## WHAT YOU HAVE TO DO
Write out all of the entries exactly, please.

## RECORD SET
□ □ □

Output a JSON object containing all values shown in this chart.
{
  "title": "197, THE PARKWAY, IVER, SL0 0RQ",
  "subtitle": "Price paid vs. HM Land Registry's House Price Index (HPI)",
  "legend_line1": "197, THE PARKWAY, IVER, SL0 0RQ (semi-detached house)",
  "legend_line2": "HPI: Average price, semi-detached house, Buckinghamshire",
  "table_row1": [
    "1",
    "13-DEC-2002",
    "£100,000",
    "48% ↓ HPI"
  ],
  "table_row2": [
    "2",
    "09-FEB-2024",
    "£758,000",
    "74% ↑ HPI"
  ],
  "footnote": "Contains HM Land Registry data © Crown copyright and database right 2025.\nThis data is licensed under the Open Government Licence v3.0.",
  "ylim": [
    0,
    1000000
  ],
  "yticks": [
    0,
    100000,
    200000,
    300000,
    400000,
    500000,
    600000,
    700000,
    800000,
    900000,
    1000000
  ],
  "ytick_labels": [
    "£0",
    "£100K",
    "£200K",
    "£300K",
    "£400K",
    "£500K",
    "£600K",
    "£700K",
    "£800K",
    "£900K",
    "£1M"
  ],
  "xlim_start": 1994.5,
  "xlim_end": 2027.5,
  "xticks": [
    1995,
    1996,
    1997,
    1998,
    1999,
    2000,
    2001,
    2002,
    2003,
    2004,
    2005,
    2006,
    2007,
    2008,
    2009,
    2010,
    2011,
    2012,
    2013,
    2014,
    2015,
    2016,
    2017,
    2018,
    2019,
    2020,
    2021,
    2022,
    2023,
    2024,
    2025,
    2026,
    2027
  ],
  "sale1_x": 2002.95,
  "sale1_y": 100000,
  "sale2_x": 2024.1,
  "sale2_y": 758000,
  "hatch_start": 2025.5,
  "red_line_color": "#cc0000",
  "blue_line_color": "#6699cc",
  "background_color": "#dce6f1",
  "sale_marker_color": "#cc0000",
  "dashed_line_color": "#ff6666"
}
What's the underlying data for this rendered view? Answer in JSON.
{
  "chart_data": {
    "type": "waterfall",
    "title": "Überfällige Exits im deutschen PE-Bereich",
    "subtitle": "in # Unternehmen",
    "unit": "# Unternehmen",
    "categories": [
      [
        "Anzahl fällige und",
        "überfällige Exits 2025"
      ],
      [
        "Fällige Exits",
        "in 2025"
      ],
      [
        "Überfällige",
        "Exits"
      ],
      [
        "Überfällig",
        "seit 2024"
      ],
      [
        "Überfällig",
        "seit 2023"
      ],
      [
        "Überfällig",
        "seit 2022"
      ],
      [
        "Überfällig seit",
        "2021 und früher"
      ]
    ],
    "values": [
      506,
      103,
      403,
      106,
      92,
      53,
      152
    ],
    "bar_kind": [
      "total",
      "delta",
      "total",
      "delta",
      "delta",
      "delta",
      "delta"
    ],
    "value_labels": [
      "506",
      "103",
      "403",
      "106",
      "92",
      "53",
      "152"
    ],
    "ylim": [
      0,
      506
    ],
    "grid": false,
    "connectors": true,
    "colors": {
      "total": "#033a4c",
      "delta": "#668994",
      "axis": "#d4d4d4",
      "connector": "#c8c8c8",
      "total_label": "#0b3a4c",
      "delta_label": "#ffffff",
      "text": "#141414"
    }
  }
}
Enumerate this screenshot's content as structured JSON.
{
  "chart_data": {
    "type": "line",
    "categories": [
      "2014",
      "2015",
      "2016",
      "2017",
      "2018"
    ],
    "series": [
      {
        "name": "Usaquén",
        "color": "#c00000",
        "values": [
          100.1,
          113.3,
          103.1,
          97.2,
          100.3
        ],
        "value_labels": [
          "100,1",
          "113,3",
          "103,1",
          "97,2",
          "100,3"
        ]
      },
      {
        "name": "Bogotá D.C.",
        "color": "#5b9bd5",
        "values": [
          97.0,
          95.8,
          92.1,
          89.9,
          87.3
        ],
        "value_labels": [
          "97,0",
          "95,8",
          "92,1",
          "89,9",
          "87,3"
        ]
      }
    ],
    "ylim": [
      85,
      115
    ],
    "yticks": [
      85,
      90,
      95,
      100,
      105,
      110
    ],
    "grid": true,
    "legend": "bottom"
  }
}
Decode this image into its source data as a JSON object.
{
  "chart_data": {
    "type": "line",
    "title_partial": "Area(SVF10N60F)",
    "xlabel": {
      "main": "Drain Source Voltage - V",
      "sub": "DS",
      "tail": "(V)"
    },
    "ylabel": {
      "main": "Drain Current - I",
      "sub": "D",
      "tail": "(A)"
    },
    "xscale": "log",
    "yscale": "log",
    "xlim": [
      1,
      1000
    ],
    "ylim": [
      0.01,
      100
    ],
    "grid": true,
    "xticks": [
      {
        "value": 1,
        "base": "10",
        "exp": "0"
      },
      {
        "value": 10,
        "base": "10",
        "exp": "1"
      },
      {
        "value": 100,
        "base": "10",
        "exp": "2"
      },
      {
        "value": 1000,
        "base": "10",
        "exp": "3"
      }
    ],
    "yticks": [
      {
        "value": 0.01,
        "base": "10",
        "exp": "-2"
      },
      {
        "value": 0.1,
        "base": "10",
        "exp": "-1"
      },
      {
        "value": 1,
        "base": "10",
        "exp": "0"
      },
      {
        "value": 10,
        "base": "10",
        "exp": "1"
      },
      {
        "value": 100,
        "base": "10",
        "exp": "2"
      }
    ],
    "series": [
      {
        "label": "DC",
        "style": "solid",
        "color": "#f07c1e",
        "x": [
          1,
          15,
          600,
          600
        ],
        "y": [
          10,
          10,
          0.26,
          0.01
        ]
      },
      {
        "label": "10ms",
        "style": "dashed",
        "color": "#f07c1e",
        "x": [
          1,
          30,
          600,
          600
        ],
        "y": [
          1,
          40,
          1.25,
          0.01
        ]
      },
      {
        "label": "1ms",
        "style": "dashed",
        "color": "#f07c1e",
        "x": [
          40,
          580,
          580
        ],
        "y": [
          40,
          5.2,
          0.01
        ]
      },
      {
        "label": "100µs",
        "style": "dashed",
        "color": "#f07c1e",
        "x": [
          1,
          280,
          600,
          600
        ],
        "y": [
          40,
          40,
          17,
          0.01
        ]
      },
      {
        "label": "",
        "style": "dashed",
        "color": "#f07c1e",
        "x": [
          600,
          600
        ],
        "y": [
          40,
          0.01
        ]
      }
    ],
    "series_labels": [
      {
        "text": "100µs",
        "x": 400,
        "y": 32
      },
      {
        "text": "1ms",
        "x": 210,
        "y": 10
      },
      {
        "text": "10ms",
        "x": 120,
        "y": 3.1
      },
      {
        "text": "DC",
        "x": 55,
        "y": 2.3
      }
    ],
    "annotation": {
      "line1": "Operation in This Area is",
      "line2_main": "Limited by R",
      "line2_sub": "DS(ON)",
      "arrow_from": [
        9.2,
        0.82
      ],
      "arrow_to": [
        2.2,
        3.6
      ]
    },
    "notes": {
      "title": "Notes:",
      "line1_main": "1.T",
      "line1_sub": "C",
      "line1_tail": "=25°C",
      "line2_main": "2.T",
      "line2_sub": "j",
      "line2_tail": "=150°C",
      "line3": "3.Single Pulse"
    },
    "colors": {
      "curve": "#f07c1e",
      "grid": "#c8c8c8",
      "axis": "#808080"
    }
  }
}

□ □ □

## THE COMPLETED TASK
Output a JSON object containing all values shown in this chart.
{
  "title": "197, THE PARKWAY, IVER, SL0 0RQ",
  "subtitle": "Price paid vs. HM Land Registry's House Price Index (HPI)",
  "legend_line1": "197, THE PARKWAY, IVER, SL0 0RQ (semi-detached house)",
  "legend_line2": "HPI: Average price, semi-detached house, Buckinghamshire",
  "table_row1": [
    "1",
    "13-DEC-2002",
    "£100,000",
    "48% ↓ HPI"
  ],
  "table_row2": [
    "2",
    "09-FEB-2024",
    "£758,000",
    "74% ↑ HPI"
  ],
  "footnote": "Contains HM Land Registry data © Crown copyright and database right 2025.\nThis data is licensed under the Open Government Licence v3.0.",
  "ylim": [
    0,
    1000000
  ],
  "yticks": [
    0,
    100000,
    200000,
    300000,
    400000,
    500000,
    600000,
    700000,
    800000,
    900000,
    1000000
  ],
  "ytick_labels": [
    "£0",
    "£100K",
    "£200K",
    "£300K",
    "£400K",
    "£500K",
    "£600K",
    "£700K",
    "£800K",
    "£900K",
    "£1M"
  ],
  "xlim_start": 1994.5,
  "xlim_end": 2027.5,
  "xticks": [
    1995,
    1996,
    1997,
    1998,
    1999,
    2000,
    2001,
    2002,
    2003,
    2004,
    2005,
    2006,
    2007,
    2008,
    2009,
    2010,
    2011,
    2012,
    2013,
    2014,
    2015,
    2016,
    2017,
    2018,
    2019,
    2020,
    2021,
    2022,
    2023,
    2024,
    2025,
    2026,
    2027
  ],
  "sale1_x": 2002.95,
  "sale1_y": 100000,
  "sale2_x": 2024.1,
  "sale2_y": 758000,
  "hatch_start": 2025.5,
  "red_line_color": "#cc0000",
  "blue_line_color": "#6699cc",
  "background_color": "#dce6f1",
  "sale_marker_color": "#cc0000",
  "dashed_line_color": "#ff6666"
}
What's the underlying data for this rendered view? Answer in JSON.
{
  "chart_data": {
    "type": "waterfall",
    "title": "Überfällige Exits im deutschen PE-Bereich",
    "subtitle": "in # Unternehmen",
    "unit": "# Unternehmen",
    "categories": [
      [
        "Anzahl fällige und",
        "überfällige Exits 2025"
      ],
      [
        "Fällige Exits",
        "in 2025"
      ],
      [
        "Überfällige",
        "Exits"
      ],
      [
        "Überfällig",
        "seit 2024"
      ],
      [
        "Überfällig",
        "seit 2023"
      ],
      [
        "Überfällig",
        "seit 2022"
      ],
      [
        "Überfällig seit",
        "2021 und früher"
      ]
    ],
    "values": [
      506,
      103,
      403,
      106,
      92,
      53,
      152
    ],
    "bar_kind": [
      "total",
      "delta",
      "total",
      "delta",
      "delta",
      "delta",
      "delta"
    ],
    "value_labels": [
      "506",
      "103",
      "403",
      "106",
      "92",
      "53",
      "152"
    ],
    "ylim": [
      0,
      506
    ],
    "grid": false,
    "connectors": true,
    "colors": {
      "total": "#033a4c",
      "delta": "#668994",
      "axis": "#d4d4d4",
      "connector": "#c8c8c8",
      "total_label": "#0b3a4c",
      "delta_label": "#ffffff",
      "text": "#141414"
    }
  }
}
Enumerate this screenshot's content as structured JSON.
{
  "chart_data": {
    "type": "line",
    "categories": [
      "2014",
      "2015",
      "2016",
      "2017",
      "2018"
    ],
    "series": [
      {
        "name": "Usaquén",
        "color": "#c00000",
        "values": [
          100.1,
          113.3,
          103.1,
          97.2,
          100.3
        ],
        "value_labels": [
          "100,1",
          "113,3",
          "103,1",
          "97,2",
          "100,3"
        ]
      },
      {
        "name": "Bogotá D.C.",
        "color": "#5b9bd5",
        "values": [
          97.0,
          95.8,
          92.1,
          89.9,
          87.3
        ],
        "value_labels": [
          "97,0",
          "95,8",
          "92,1",
          "89,9",
          "87,3"
        ]
      }
    ],
    "ylim": [
      85,
      115
    ],
    "yticks": [
      85,
      90,
      95,
      100,
      105,
      110
    ],
    "grid": true,
    "legend": "bottom"
  }
}
Decode this image into its source data as a JSON object.
{
  "chart_data": {
    "type": "line",
    "title_partial": "Area(SVF10N60F)",
    "xlabel": {
      "main": "Drain Source Voltage - V",
      "sub": "DS",
      "tail": "(V)"
    },
    "ylabel": {
      "main": "Drain Current - I",
      "sub": "D",
      "tail": "(A)"
    },
    "xscale": "log",
    "yscale": "log",
    "xlim": [
      1,
      1000
    ],
    "ylim": [
      0.01,
      100
    ],
    "grid": true,
    "xticks": [
      {
        "value": 1,
        "base": "10",
        "exp": "0"
      },
      {
        "value": 10,
        "base": "10",
        "exp": "1"
      },
      {
        "value": 100,
        "base": "10",
        "exp": "2"
      },
      {
        "value": 1000,
        "base": "10",
        "exp": "3"
      }
    ],
    "yticks": [
      {
        "value": 0.01,
        "base": "10",
        "exp": "-2"
      },
      {
        "value": 0.1,
        "base": "10",
        "exp": "-1"
      },
      {
        "value": 1,
        "base": "10",
        "exp": "0"
      },
      {
        "value": 10,
        "base": "10",
        "exp": "1"
      },
      {
        "value": 100,
        "base": "10",
        "exp": "2"
      }
    ],
    "series": [
      {
        "label": "DC",
        "style": "solid",
        "color": "#f07c1e",
        "x": [
          1,
          15,
          600,
          600
        ],
        "y": [
          10,
          10,
          0.26,
          0.01
        ]
      },
      {
        "label": "10ms",
        "style": "dashed",
        "color": "#f07c1e",
        "x": [
          1,
          30,
          600,
          600
        ],
        "y": [
          1,
          40,
          1.25,
          0.01
        ]
      },
      {
        "label": "1ms",
        "style": "dashed",
        "color": "#f07c1e",
        "x": [
          40,
          580,
          580
        ],
        "y": [
          40,
          5.2,
          0.01
        ]
      },
      {
        "label": "100µs",
        "style": "dashed",
        "color": "#f07c1e",
        "x": [
          1,
          280,
          600,
          600
        ],
        "y": [
          40,
          40,
          17,
          0.01
        ]
      },
      {
        "label": "",
        "style": "dashed",
        "color": "#f07c1e",
        "x": [
          600,
          600
        ],
        "y": [
          40,
          0.01
        ]
      }
    ],
    "series_labels": [
      {
        "text": "100µs",
        "x": 400,
        "y": 32
      },
      {
        "text": "1ms",
        "x": 210,
        "y": 10
      },
      {
        "text": "10ms",
        "x": 120,
        "y": 3.1
      },
      {
        "text": "DC",
        "x": 55,
        "y": 2.3
      }
    ],
    "annotation": {
      "line1": "Operation in This Area is",
      "line2_main": "Limited by R",
      "line2_sub": "DS(ON)",
      "arrow_from": [
        9.2,
        0.82
      ],
      "arrow_to": [
        2.2,
        3.6
      ]
    },
    "notes": {
      "title": "Notes:",
      "line1_main": "1.T",
      "line1_sub": "C",
      "line1_tail": "=25°C",
      "line2_main": "2.T",
      "line2_sub": "j",
      "line2_tail": "=150°C",
      "line3": "3.Single Pulse"
    },
    "colors": {
      "curve": "#f07c1e",
      "grid": "#c8c8c8",
      "axis": "#808080"
    }
  }
}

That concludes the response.